**Stated problem:**
Each line of the listing that contains the word "home" is to be copied.

+++

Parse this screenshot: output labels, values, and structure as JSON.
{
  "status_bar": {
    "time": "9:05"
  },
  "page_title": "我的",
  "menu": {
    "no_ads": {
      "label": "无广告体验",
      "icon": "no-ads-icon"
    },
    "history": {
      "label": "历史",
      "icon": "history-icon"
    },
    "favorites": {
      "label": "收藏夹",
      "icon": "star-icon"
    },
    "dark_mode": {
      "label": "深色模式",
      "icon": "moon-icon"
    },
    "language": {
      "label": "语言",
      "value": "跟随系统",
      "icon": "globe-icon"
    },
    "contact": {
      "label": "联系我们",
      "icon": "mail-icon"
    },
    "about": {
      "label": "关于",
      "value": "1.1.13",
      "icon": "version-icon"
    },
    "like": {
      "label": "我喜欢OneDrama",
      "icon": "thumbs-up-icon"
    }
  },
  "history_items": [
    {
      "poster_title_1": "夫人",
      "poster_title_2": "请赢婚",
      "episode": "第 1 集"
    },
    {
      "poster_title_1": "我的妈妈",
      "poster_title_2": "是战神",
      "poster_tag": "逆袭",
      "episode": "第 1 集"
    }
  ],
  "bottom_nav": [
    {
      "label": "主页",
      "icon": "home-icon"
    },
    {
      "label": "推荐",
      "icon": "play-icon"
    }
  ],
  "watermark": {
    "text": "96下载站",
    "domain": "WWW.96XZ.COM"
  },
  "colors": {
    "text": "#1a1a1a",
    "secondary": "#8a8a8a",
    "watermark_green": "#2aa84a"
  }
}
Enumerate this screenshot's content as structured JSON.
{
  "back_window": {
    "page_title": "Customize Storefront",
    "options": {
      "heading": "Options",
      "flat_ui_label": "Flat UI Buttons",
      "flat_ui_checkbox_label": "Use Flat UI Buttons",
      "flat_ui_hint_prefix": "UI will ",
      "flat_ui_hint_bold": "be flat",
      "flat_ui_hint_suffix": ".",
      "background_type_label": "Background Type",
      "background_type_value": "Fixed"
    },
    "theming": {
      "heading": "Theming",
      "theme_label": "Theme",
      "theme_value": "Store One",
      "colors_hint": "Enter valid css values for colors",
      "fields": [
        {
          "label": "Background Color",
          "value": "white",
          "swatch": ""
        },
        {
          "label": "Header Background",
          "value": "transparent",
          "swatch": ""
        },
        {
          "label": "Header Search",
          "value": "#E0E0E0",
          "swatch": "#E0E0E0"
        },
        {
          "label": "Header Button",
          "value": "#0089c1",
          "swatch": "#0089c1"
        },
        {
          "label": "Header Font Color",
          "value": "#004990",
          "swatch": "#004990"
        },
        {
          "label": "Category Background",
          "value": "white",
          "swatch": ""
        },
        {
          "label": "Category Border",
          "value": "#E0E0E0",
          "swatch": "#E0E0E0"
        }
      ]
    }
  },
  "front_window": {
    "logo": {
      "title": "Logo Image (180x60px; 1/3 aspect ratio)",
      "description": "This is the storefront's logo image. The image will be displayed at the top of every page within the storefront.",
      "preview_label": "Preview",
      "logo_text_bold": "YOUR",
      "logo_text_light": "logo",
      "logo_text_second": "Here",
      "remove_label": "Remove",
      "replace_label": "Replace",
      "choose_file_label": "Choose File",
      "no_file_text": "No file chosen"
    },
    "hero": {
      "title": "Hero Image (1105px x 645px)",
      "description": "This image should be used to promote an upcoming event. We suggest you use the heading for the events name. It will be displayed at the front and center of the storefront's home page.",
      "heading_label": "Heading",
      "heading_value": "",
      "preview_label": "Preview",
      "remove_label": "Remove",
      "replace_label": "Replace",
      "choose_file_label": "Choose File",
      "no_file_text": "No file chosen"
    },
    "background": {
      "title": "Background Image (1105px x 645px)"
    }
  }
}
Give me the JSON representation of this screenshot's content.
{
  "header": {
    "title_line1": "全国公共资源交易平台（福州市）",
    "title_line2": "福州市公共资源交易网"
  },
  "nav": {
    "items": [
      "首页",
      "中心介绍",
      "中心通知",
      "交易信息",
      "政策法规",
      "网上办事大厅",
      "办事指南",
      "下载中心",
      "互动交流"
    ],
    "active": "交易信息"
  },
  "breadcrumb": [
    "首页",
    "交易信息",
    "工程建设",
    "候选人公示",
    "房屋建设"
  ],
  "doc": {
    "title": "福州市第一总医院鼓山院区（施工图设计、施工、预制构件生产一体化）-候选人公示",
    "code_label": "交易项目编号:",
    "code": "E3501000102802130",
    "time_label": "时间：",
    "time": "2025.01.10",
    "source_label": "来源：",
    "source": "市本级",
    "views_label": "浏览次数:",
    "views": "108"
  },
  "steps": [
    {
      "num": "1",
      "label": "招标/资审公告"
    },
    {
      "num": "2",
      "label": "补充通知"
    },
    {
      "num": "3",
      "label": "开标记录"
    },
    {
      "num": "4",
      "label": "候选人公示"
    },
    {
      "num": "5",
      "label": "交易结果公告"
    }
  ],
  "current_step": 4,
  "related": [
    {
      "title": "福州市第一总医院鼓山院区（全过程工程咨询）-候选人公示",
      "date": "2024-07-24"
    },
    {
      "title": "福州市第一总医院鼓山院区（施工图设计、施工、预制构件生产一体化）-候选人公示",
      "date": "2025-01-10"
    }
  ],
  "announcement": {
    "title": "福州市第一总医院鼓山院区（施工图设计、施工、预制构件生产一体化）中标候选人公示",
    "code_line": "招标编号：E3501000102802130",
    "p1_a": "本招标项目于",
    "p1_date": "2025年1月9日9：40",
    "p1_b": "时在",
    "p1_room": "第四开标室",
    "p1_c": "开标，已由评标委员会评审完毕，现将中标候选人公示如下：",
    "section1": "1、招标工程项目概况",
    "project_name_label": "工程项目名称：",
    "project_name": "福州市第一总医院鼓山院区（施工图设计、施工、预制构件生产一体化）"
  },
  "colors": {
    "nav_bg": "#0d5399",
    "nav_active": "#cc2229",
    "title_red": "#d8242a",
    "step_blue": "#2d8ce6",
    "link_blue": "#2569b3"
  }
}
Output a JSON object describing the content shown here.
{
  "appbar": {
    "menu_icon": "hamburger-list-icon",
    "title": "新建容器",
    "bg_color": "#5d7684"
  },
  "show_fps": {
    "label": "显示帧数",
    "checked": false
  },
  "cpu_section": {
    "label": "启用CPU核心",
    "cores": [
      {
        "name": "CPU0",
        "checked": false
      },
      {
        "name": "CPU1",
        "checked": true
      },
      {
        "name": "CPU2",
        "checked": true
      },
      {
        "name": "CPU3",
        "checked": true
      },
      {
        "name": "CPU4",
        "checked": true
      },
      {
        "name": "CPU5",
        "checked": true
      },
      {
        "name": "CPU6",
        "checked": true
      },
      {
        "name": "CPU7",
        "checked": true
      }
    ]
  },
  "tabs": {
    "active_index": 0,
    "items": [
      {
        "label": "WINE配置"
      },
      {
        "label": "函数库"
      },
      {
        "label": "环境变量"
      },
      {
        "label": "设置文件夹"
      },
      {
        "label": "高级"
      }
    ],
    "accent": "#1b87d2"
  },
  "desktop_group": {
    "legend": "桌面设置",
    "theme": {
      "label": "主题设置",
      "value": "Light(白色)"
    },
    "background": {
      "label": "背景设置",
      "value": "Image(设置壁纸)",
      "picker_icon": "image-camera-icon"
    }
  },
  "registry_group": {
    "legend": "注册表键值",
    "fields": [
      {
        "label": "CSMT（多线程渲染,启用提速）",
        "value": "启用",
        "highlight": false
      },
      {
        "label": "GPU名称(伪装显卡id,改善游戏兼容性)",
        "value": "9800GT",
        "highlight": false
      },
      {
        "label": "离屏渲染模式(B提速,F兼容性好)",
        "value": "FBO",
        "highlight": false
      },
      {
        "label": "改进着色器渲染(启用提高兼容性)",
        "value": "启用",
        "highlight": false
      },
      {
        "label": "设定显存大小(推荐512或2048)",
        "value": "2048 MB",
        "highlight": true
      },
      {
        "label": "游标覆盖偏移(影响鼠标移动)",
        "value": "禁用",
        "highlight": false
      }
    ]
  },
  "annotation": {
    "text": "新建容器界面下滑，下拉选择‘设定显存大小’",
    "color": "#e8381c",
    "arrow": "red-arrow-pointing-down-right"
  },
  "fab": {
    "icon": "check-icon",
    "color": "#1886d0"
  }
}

+++

**Full answer:**
      "icon": "home-icon"
      "description": "This image should be used to promote an upcoming event. We suggest you use the heading for the events name. It will be displayed at the front and center of the storefront's home page.",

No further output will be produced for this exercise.